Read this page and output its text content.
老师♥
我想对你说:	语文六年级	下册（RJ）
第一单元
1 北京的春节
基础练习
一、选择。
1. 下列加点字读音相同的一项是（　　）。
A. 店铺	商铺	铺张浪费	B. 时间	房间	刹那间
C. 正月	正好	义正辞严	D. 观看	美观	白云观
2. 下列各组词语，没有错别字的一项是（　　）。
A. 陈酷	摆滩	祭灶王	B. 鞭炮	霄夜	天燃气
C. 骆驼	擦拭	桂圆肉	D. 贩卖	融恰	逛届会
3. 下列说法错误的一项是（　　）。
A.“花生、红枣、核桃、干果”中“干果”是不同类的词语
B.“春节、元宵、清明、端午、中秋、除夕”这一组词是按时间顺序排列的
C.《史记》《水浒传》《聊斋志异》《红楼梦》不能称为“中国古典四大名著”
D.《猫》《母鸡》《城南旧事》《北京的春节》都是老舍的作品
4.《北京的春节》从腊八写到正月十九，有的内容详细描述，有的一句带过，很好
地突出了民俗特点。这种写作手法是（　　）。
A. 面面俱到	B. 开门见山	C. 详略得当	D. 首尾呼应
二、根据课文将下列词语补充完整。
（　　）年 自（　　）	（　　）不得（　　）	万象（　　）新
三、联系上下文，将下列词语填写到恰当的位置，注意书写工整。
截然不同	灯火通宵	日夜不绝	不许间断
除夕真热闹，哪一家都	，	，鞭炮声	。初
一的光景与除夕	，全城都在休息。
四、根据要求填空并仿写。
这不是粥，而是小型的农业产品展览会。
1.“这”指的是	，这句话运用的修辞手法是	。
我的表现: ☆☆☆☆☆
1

------------------------------

● **WHAT TO PRODUCE**
Print the complete listing again, exactly as it stands.

● **ANSWER TO THE TASK**
Read this page and output its text content.
老师♥
我想对你说:	语文六年级	下册（RJ）
第一单元
1 北京的春节
基础练习
一、选择。
1. 下列加点字读音相同的一项是（　　）。
A. 店铺	商铺	铺张浪费	B. 时间	房间	刹那间
C. 正月	正好	义正辞严	D. 观看	美观	白云观
2. 下列各组词语，没有错别字的一项是（　　）。
A. 陈酷	摆滩	祭灶王	B. 鞭炮	霄夜	天燃气
C. 骆驼	擦拭	桂圆肉	D. 贩卖	融恰	逛届会
3. 下列说法错误的一项是（　　）。
A.“花生、红枣、核桃、干果”中“干果”是不同类的词语
B.“春节、元宵、清明、端午、中秋、除夕”这一组词是按时间顺序排列的
C.《史记》《水浒传》《聊斋志异》《红楼梦》不能称为“中国古典四大名著”
D.《猫》《母鸡》《城南旧事》《北京的春节》都是老舍的作品
4.《北京的春节》从腊八写到正月十九，有的内容详细描述，有的一句带过，很好
地突出了民俗特点。这种写作手法是（　　）。
A. 面面俱到	B. 开门见山	C. 详略得当	D. 首尾呼应
二、根据课文将下列词语补充完整。
（　　）年 自（　　）	（　　）不得（　　）	万象（　　）新
三、联系上下文，将下列词语填写到恰当的位置，注意书写工整。
截然不同	灯火通宵	日夜不绝	不许间断
除夕真热闹，哪一家都	，	，鞭炮声	。初
一的光景与除夕	，全城都在休息。
四、根据要求填空并仿写。
这不是粥，而是小型的农业产品展览会。
1.“这”指的是	，这句话运用的修辞手法是	。
我的表现: ☆☆☆☆☆
1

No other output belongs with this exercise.